Exercise | Determine which lines contain the word "referente", then copy those lines.

Data provided |
····················
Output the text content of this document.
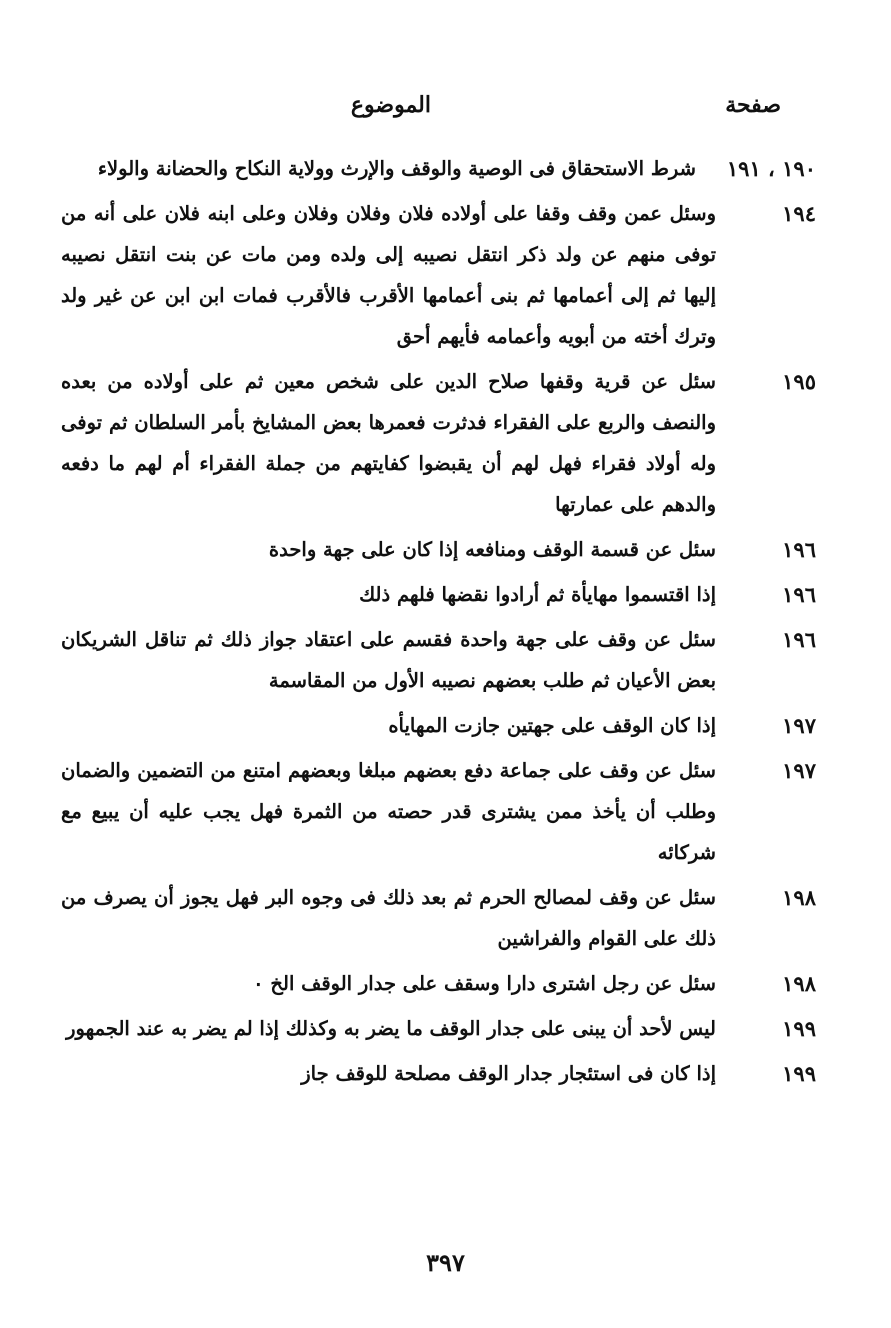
صفحة
الموضوع
١٩٠ ، ١٩١
شرط الاستحقاق فى الوصية والوقف والإرث وولاية النكاح والحضانة والولاء
١٩٤
وسئل عمن وقف وقفا على أولاده فلان وفلان وفلان وعلى ابنه فلان على أنه من توفى منهم عن ولد ذكر انتقل نصيبه إلى ولده ومن مات عن بنت انتقل نصيبه إليها ثم إلى أعمامها ثم بنى أعمامها الأقرب فالأقرب فمات ابن ابن عن غير ولد وترك أخته من أبويه وأعمامه فأيهم أحق
١٩٥
سئل عن قرية وقفها صلاح الدين على شخص معين ثم على أولاده من بعده والنصف والربع على الفقراء فدثرت فعمرها بعض المشايخ بأمر السلطان ثم توفى وله أولاد فقراء فهل لهم أن يقبضوا كفايتهم من جملة الفقراء أم لهم ما دفعه والدهم على عمارتها
١٩٦
سئل عن قسمة الوقف ومنافعه إذا كان على جهة واحدة
١٩٦
إذا اقتسموا مهايأة ثم أرادوا نقضها فلهم ذلك
١٩٦
سئل عن وقف على جهة واحدة فقسم على اعتقاد جواز ذلك ثم تناقل الشريكان بعض الأعيان ثم طلب بعضهم نصيبه الأول من المقاسمة
١٩٧
إذا كان الوقف على جهتين جازت المهايأه
١٩٧
سئل عن وقف على جماعة دفع بعضهم مبلغا وبعضهم امتنع من التضمين والضمان وطلب أن يأخذ ممن يشترى قدر حصته من الثمرة فهل يجب عليه أن يبيع مع شركائه
١٩٨
سئل عن وقف لمصالح الحرم ثم بعد ذلك فى وجوه البر فهل يجوز أن يصرف من ذلك على القوام والفراشين
١٩٨
سئل عن رجل اشترى دارا وسقف على جدار الوقف الخ ٠
١٩٩
ليس لأحد أن يبنى على جدار الوقف ما يضر به وكذلك إذا لم يضر به عند الجمهور
١٩٩
إذا كان فى استئجار جدار الوقف مصلحة للوقف جاز
٣٩٧
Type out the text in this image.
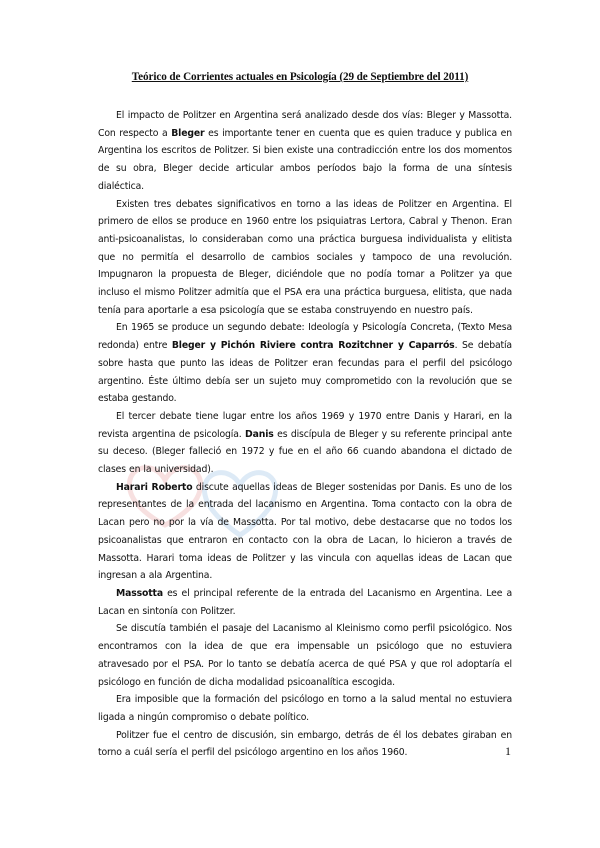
Teórico de Corrientes actuales en Psicología (29 de Septiembre del 2011)

El impacto de Politzer en Argentina será analizado desde dos vías: Bleger y Massotta. Con respecto a Bleger es importante tener en cuenta que es quien traduce y publica en Argentina los escritos de Politzer. Si bien existe una contradicción entre los dos momentos de su obra, Bleger decide articular ambos períodos bajo la forma de una síntesis dialéctica.

Existen tres debates significativos en torno a las ideas de Politzer en Argentina. El primero de ellos se produce en 1960 entre los psiquiatras Lertora, Cabral y Thenon. Eran anti-psicoanalistas, lo consideraban como una práctica burguesa individualista y elitista que no permitía el desarrollo de cambios sociales y tampoco de una revolución. Impugnaron la propuesta de Bleger, diciéndole que no podía tomar a Politzer ya que incluso el mismo Politzer admitía que el PSA era una práctica burguesa, elitista, que nada tenía para aportarle a esa psicología que se estaba construyendo en nuestro país.

En 1965 se produce un segundo debate: Ideología y Psicología Concreta, (Texto Mesa redonda) entre Bleger y Pichón Riviere contra Rozitchner y Caparrós. Se debatía sobre hasta que punto las ideas de Politzer eran fecundas para el perfil del psicólogo argentino. Éste último debía ser un sujeto muy comprometido con la revolución que se estaba gestando.

El tercer debate tiene lugar entre los años 1969 y 1970 entre Danis y Harari, en la revista argentina de psicología. Danis es discípula de Bleger y su referente principal ante su deceso. (Bleger falleció en 1972 y fue en el año 66 cuando abandona el dictado de clases en la universidad).

Harari Roberto discute aquellas ideas de Bleger sostenidas por Danis. Es uno de los representantes de la entrada del lacanismo en Argentina. Toma contacto con la obra de Lacan pero no por la vía de Massotta. Por tal motivo, debe destacarse que no todos los psicoanalistas que entraron en contacto con la obra de Lacan, lo hicieron a través de Massotta. Harari toma ideas de Politzer y las vincula con aquellas ideas de Lacan que ingresan a ala Argentina.

Massotta es el principal referente de la entrada del Lacanismo en Argentina. Lee a Lacan en sintonía con Politzer.

Se discutía también el pasaje del Lacanismo al Kleinismo como perfil psicológico. Nos encontramos con la idea de que era impensable un psicólogo que no estuviera atravesado por el PSA. Por lo tanto se debatía acerca de qué PSA y que rol adoptaría el psicólogo en función de dicha modalidad psicoanalítica escogida.

Era imposible que la formación del psicólogo en torno a la salud mental no estuviera ligada a ningún compromiso o debate político.

Politzer fue el centro de discusión, sin embargo, detrás de él los debates giraban en torno a cuál sería el perfil del psicólogo argentino en los años 1960.	1
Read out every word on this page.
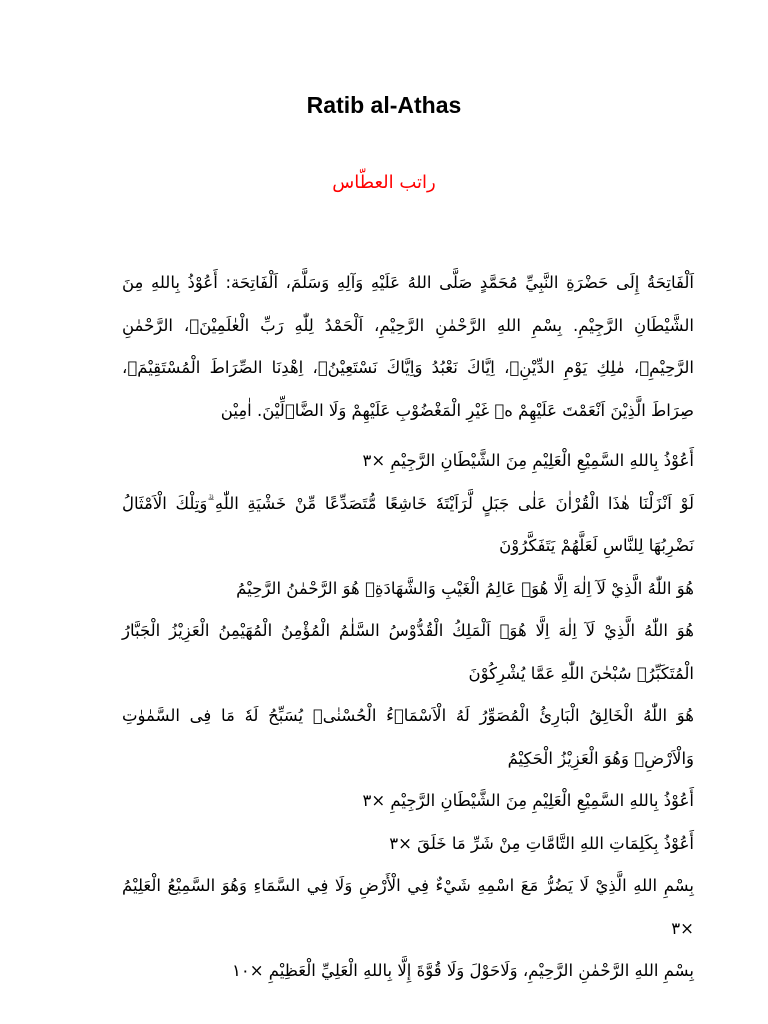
Ratib al-Athas
راتب العطّاس

اَلْفَاتِحَةُ إِلَى حَضْرَةِ النَّبِيِّ مُحَمَّدٍ صَلَّى اللهُ عَلَيْهِ وَآلِهِ وَسَلَّمَ، اَلْفَاتِحَة: أَعُوْذُ بِاللهِ مِنَ الشَّيْطَانِ الرَّجِيْمِ. بِسْمِ اللهِ الرَّحْمٰنِ الرَّحِيْمِ، اَلْحَمْدُ لِلّٰهِ رَبِّ الْعٰلَمِيْنَۙ، الرَّحْمٰنِ الرَّحِيْمِۙ، مٰلِكِ يَوْمِ الدِّيْنِۗ، اِيَّاكَ نَعْبُدُ وَاِيَّاكَ نَسْتَعِيْنُۗ، اِهْدِنَا الصِّرَاطَ الْمُسْتَقِيْمَۙ، صِرَاطَ الَّذِيْنَ اَنْعَمْتَ عَلَيْهِمْ ەۙ غَيْرِ الْمَغْضُوْبِ عَلَيْهِمْ وَلَا الضَّاۤلِّيْنَ. اٰمِيْن

أَعُوْذُ بِاللهِ السَّمِيْعِ الْعَلِيْمِ مِنَ الشَّيْطَانِ الرَّجِيْمِ ×٣

لَوْ اَنْزَلْنَا هٰذَا الْقُرْاٰنَ عَلٰى جَبَلٍ لَّرَاَيْتَهٗ خَاشِعًا مُّتَصَدِّعًا مِّنْ خَشْيَةِ اللّٰهِ ۗوَتِلْكَ الْاَمْثَالُ نَضْرِبُهَا لِلنَّاسِ لَعَلَّهُمْ يَتَفَكَّرُوْنَ

هُوَ اللّٰهُ الَّذِيْ لَآ اِلٰهَ اِلَّا هُوَۚ عَالِمُ الْغَيْبِ وَالشَّهَادَةِۚ هُوَ الرَّحْمٰنُ الرَّحِيْمُ

هُوَ اللّٰهُ الَّذِيْ لَآ اِلٰهَ اِلَّا هُوَۚ اَلْمَلِكُ الْقُدُّوْسُ السَّلٰمُ الْمُؤْمِنُ الْمُهَيْمِنُ الْعَزِيْزُ الْجَبَّارُ الْمُتَكَبِّرُۗ سُبْحٰنَ اللّٰهِ عَمَّا يُشْرِكُوْنَ

هُوَ اللّٰهُ الْخَالِقُ الْبَارِئُ الْمُصَوِّرُ لَهُ الْاَسْمَاۤءُ الْحُسْنٰىۗ يُسَبِّحُ لَهٗ مَا فِى السَّمٰوٰتِ وَالْاَرْضِۚ وَهُوَ الْعَزِيْزُ الْحَكِيْمُ

أَعُوْذُ بِاللهِ السَّمِيْعِ الْعَلِيْمِ مِنَ الشَّيْطَانِ الرَّجِيْمِ ×٣

أَعُوْذُ بِكَلِمَاتِ اللهِ التَّامَّاتِ مِنْ شَرِّ مَا خَلَقَ ×٣

بِسْمِ اللهِ الَّذِيْ لَا يَضُرُّ مَعَ اسْمِهِ شَيْءٌ فِي الْأَرْضِ وَلَا فِي السَّمَاءِ وَهُوَ السَّمِيْعُ الْعَلِيْمُ ×٣

بِسْمِ اللهِ الرَّحْمٰنِ الرَّحِيْمِ، وَلَاحَوْلَ وَلَا قُوَّةَ إِلَّا بِاللهِ الْعَلِيِّ الْعَظِيْمِ ×١٠
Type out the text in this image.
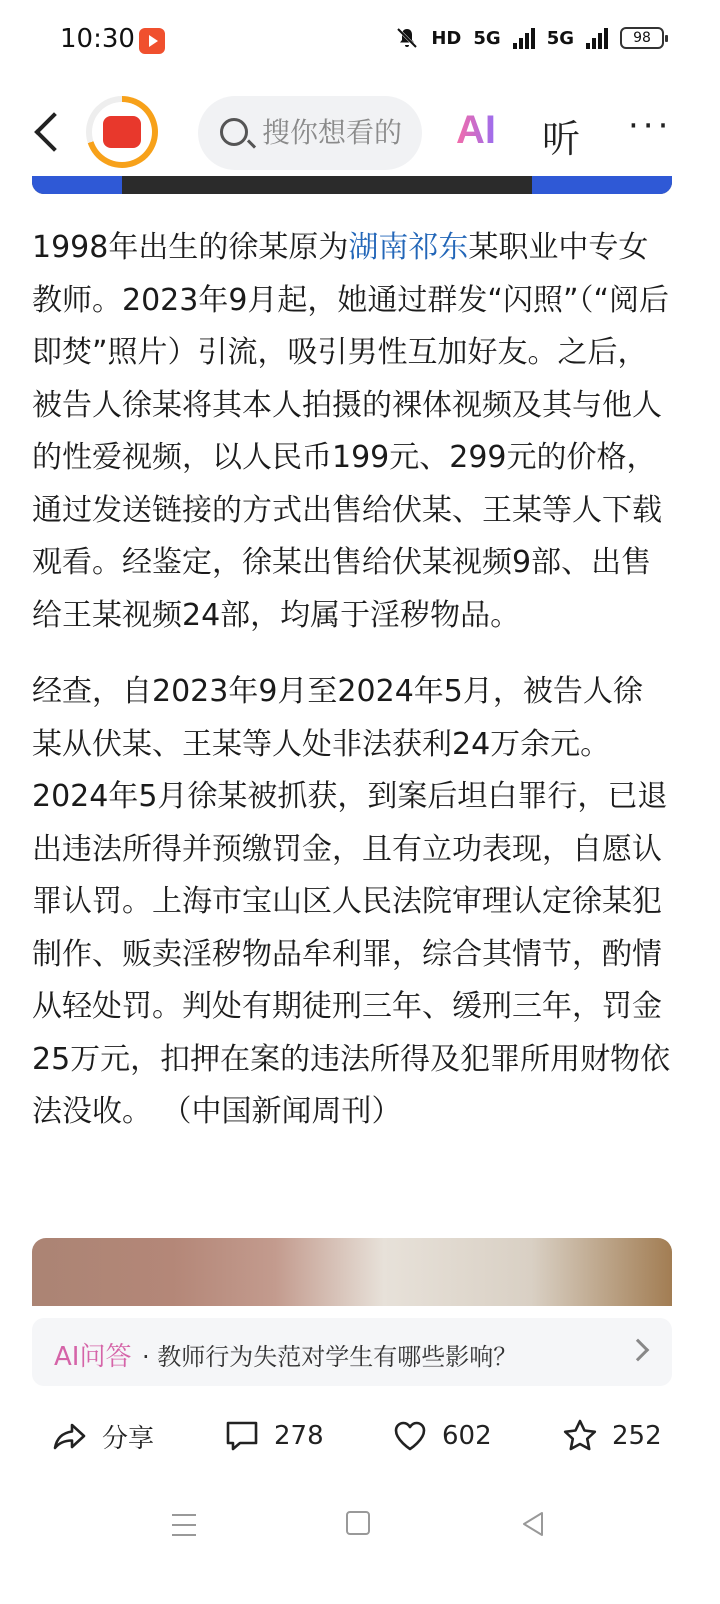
10:30	HD 5G	5G	98
搜你想看的
AI 听 ···

1998年出生的徐某原为湖南祁东某职业中专女教师。2023年9月起，她通过群发“闪照”（“阅后即焚”照片）引流，吸引男性互加好友。之后，被告人徐某将其本人拍摄的裸体视频及其与他人的性爱视频，以人民币199元、299元的价格，通过发送链接的方式出售给伏某、王某等人下载观看。经鉴定，徐某出售给伏某视频9部、出售给王某视频24部，均属于淫秽物品。

经查，自2023年9月至2024年5月，被告人徐某从伏某、王某等人处非法获利24万余元。2024年5月徐某被抓获，到案后坦白罪行，已退出违法所得并预缴罚金，且有立功表现，自愿认罪认罚。上海市宝山区人民法院审理认定徐某犯制作、贩卖淫秽物品牟利罪，综合其情节，酌情从轻处罚。判处有期徒刑三年、缓刑三年，罚金25万元，扣押在案的违法所得及犯罪所用财物依法没收。 （中国新闻周刊）

AI问答 · 教师行为失范对学生有哪些影响？
分享	278	602	252
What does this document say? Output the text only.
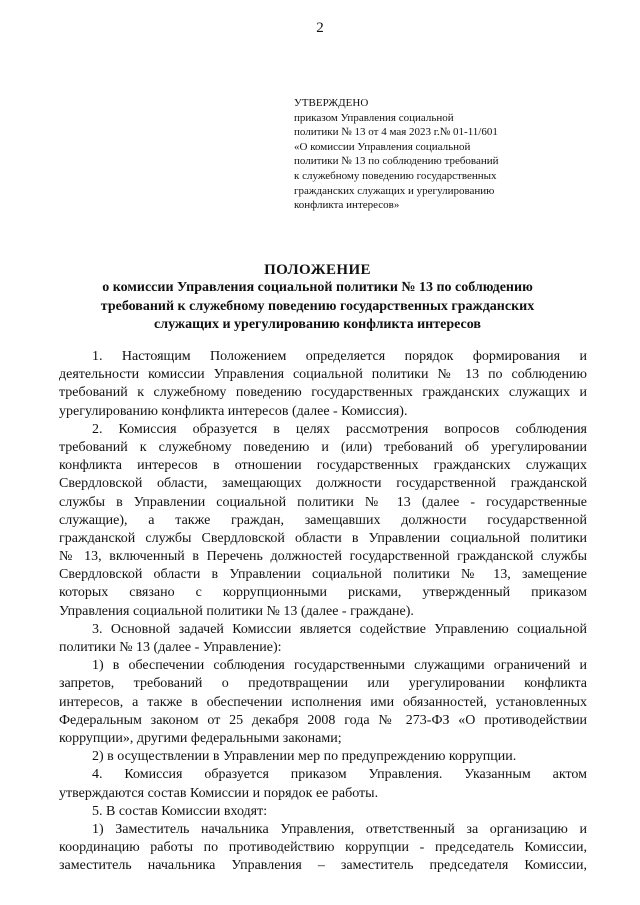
2
УТВЕРЖДЕНО
приказом Управления социальной
политики № 13 от 4 мая 2023 г.№ 01-11/601
«О комиссии Управления социальной
политики № 13 по соблюдению требований
к служебному поведению государственных
гражданских служащих и урегулированию
конфликта интересов»
ПОЛОЖЕНИЕ
о комиссии Управления социальной политики № 13 по соблюдению
требований к служебному поведению государственных гражданских
служащих и урегулированию конфликта интересов
1. Настоящим Положением определяется порядок формирования и
деятельности комиссии Управления социальной политики № 13 по соблюдению
требований к служебному поведению государственных гражданских служащих и
урегулированию конфликта интересов (далее - Комиссия).
2. Комиссия образуется в целях рассмотрения вопросов соблюдения
требований к служебному поведению и (или) требований об урегулировании
конфликта интересов в отношении государственных гражданских служащих
Свердловской области, замещающих должности государственной гражданской
службы в Управлении социальной политики № 13 (далее - государственные
служащие), а также граждан, замещавших должности государственной
гражданской службы Свердловской области в Управлении социальной политики
№ 13, включенный в Перечень должностей государственной гражданской службы
Свердловской области в Управлении социальной политики № 13, замещение
которых связано с коррупционными рисками, утвержденный приказом
Управления социальной политики № 13 (далее - граждане).
3. Основной задачей Комиссии является содействие Управлению социальной
политики № 13 (далее - Управление):
1) в обеспечении соблюдения государственными служащими ограничений и
запретов, требований о предотвращении или урегулировании конфликта
интересов, а также в обеспечении исполнения ими обязанностей, установленных
Федеральным законом от 25 декабря 2008 года № 273-ФЗ «О противодействии
коррупции», другими федеральными законами;
2) в осуществлении в Управлении мер по предупреждению коррупции.
4. Комиссия образуется приказом Управления. Указанным актом
утверждаются состав Комиссии и порядок ее работы.
5. В состав Комиссии входят:
1) Заместитель начальника Управления, ответственный за организацию и
координацию работы по противодействию коррупции - председатель Комиссии,
заместитель начальника Управления – заместитель председателя Комиссии,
····················
Answer for the task |
El tercer debate tiene lugar entre los años 1969 y 1970 entre Danis y Harari, en la revista argentina de psicología. Danis es discípula de Bleger y su referente principal ante su deceso. (Bleger falleció en 1972 y fue en el año 66 cuando abandona el dictado de clases en la universidad).
Massotta es el principal referente de la entrada del Lacanismo en Argentina. Lee a Lacan en sintonía con Politzer.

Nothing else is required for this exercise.